## JOB
Below is a set of entries. Reproduce exactly the lines from the one containing "Output the text content of this document." through the end, both included.

===============

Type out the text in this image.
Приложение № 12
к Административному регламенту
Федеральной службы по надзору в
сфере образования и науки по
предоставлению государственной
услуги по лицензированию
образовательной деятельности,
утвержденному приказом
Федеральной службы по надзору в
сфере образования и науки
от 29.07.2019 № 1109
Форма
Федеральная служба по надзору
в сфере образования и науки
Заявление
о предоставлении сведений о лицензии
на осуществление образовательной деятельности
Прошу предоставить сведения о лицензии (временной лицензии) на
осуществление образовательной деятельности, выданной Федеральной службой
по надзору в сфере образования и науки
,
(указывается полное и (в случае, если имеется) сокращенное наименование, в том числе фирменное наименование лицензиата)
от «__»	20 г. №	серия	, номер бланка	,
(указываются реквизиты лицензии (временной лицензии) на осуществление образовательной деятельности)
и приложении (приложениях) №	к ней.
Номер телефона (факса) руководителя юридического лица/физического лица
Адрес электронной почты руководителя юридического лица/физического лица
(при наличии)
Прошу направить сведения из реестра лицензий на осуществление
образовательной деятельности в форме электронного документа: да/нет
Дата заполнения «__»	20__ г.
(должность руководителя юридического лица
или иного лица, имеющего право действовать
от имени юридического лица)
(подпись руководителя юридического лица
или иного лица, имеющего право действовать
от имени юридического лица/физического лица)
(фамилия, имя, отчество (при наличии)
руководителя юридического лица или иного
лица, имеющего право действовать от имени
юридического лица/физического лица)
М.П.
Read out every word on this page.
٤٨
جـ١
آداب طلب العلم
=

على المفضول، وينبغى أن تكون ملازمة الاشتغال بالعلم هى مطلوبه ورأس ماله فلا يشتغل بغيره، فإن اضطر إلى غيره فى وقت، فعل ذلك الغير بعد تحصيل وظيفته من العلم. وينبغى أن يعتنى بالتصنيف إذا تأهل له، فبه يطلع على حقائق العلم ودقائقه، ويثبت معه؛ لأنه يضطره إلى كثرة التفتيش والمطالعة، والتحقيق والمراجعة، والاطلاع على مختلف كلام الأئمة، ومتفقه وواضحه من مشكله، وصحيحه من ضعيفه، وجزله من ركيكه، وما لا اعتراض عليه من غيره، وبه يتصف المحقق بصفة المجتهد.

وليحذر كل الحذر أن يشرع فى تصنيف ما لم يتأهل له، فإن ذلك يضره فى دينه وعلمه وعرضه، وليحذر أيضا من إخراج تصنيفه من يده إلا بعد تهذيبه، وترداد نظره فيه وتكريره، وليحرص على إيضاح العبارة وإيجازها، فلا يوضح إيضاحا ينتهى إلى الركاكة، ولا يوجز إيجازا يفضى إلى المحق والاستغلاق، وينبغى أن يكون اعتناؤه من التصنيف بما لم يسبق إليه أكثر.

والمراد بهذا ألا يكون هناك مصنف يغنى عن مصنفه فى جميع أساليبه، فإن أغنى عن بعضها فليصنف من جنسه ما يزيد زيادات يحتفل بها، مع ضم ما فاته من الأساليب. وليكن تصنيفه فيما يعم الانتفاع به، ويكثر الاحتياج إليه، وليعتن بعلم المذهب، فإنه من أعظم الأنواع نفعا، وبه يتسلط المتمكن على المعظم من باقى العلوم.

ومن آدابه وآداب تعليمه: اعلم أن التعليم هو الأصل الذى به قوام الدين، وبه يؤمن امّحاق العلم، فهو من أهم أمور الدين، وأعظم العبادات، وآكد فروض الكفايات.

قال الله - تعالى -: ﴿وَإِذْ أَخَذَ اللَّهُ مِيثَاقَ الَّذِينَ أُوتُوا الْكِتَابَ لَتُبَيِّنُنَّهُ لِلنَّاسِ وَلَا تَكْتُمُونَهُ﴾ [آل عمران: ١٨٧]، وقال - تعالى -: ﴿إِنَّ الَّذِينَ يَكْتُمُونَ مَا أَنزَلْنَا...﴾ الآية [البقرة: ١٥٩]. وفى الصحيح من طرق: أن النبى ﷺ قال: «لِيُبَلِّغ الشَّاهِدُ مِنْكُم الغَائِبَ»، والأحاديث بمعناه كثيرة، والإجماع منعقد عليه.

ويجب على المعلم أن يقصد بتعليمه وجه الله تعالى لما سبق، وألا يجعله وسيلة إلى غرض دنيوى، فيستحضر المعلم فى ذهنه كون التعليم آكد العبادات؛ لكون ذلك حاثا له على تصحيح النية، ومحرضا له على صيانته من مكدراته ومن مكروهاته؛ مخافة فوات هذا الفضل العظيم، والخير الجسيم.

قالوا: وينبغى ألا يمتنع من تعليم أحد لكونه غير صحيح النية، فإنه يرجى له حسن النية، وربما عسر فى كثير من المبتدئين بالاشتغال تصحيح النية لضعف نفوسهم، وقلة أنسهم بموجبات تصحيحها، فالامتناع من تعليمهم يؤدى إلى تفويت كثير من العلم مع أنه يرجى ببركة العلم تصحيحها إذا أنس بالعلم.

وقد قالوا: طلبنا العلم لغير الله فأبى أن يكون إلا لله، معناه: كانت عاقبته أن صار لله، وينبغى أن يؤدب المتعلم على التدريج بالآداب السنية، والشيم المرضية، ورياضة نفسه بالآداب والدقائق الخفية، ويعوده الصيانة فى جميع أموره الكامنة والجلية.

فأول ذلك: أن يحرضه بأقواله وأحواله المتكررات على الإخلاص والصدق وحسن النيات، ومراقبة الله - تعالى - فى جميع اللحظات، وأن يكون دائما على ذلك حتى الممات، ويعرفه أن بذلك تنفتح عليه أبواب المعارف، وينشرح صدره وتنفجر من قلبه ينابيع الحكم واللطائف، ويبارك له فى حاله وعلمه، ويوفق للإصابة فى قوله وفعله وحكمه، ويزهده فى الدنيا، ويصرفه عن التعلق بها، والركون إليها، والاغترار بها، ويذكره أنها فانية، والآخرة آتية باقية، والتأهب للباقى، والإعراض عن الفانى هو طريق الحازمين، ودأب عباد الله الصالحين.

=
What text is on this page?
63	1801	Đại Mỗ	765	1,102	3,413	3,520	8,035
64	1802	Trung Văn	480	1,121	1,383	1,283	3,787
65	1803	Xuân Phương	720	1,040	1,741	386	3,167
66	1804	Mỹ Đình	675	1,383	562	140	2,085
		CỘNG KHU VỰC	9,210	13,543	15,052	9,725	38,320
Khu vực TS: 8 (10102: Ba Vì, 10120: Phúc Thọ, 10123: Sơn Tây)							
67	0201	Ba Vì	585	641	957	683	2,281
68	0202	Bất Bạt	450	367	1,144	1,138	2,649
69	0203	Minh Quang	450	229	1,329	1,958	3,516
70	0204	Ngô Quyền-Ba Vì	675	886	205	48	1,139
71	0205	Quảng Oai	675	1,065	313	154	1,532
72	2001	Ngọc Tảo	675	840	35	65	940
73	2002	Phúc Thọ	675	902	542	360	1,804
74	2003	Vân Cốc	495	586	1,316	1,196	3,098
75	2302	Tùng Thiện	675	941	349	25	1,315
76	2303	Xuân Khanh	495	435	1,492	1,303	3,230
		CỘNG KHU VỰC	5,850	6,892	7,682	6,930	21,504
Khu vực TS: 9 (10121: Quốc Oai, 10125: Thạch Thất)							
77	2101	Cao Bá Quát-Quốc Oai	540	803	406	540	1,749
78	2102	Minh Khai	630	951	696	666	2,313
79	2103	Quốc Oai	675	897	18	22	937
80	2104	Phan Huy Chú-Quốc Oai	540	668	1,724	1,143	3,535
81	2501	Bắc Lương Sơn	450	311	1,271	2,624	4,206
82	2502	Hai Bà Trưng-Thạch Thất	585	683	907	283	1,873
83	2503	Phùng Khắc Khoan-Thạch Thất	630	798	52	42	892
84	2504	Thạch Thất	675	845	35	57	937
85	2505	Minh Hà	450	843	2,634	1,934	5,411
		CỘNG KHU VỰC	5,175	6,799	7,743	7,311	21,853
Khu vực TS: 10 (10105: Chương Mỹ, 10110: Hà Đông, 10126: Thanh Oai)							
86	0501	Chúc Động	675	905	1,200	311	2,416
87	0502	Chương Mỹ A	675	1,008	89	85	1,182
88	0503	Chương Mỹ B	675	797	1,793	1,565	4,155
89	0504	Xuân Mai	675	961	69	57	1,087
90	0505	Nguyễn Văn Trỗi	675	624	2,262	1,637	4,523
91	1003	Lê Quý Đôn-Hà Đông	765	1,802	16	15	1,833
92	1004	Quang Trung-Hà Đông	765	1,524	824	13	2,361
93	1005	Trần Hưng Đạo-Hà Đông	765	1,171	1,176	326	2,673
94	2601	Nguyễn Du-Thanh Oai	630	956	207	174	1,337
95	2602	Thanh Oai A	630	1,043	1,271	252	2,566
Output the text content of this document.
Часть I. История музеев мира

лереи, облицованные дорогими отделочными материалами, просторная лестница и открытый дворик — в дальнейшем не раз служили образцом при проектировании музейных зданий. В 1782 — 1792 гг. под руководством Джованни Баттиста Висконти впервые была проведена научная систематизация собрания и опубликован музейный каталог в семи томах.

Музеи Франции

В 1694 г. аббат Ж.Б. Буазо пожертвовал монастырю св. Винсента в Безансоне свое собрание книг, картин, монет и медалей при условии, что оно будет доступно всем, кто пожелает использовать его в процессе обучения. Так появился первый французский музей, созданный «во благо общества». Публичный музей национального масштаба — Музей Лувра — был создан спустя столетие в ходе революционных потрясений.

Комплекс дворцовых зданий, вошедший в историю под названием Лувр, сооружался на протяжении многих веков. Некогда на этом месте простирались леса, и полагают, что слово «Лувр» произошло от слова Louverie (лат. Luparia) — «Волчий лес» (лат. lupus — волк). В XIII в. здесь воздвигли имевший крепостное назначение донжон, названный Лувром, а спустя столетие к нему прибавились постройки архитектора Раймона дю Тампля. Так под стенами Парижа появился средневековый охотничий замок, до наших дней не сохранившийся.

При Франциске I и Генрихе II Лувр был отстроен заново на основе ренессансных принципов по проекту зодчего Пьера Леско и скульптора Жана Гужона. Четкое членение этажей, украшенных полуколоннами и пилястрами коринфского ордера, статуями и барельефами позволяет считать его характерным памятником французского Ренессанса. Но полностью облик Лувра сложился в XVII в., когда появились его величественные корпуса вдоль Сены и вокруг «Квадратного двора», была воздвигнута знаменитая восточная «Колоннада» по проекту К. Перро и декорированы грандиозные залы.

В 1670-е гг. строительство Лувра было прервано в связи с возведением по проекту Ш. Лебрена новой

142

===============

## SOLUTION
Output the text content of this document.
Часть I. История музеев мира

лереи, облицованные дорогими отделочными материалами, просторная лестница и открытый дворик — в дальнейшем не раз служили образцом при проектировании музейных зданий. В 1782 — 1792 гг. под руководством Джованни Баттиста Висконти впервые была проведена научная систематизация собрания и опубликован музейный каталог в семи томах.

Музеи Франции

В 1694 г. аббат Ж.Б. Буазо пожертвовал монастырю св. Винсента в Безансоне свое собрание книг, картин, монет и медалей при условии, что оно будет доступно всем, кто пожелает использовать его в процессе обучения. Так появился первый французский музей, созданный «во благо общества». Публичный музей национального масштаба — Музей Лувра — был создан спустя столетие в ходе революционных потрясений.

Комплекс дворцовых зданий, вошедший в историю под названием Лувр, сооружался на протяжении многих веков. Некогда на этом месте простирались леса, и полагают, что слово «Лувр» произошло от слова Louverie (лат. Luparia) — «Волчий лес» (лат. lupus — волк). В XIII в. здесь воздвигли имевший крепостное назначение донжон, названный Лувром, а спустя столетие к нему прибавились постройки архитектора Раймона дю Тампля. Так под стенами Парижа появился средневековый охотничий замок, до наших дней не сохранившийся.

При Франциске I и Генрихе II Лувр был отстроен заново на основе ренессансных принципов по проекту зодчего Пьера Леско и скульптора Жана Гужона. Четкое членение этажей, украшенных полуколоннами и пилястрами коринфского ордера, статуями и барельефами позволяет считать его характерным памятником французского Ренессанса. Но полностью облик Лувра сложился в XVII в., когда появились его величественные корпуса вдоль Сены и вокруг «Квадратного двора», была воздвигнута знаменитая восточная «Колоннада» по проекту К. Перро и декорированы грандиозные залы.

В 1670-е гг. строительство Лувра было прервано в связи с возведением по проекту Ш. Лебрена новой

142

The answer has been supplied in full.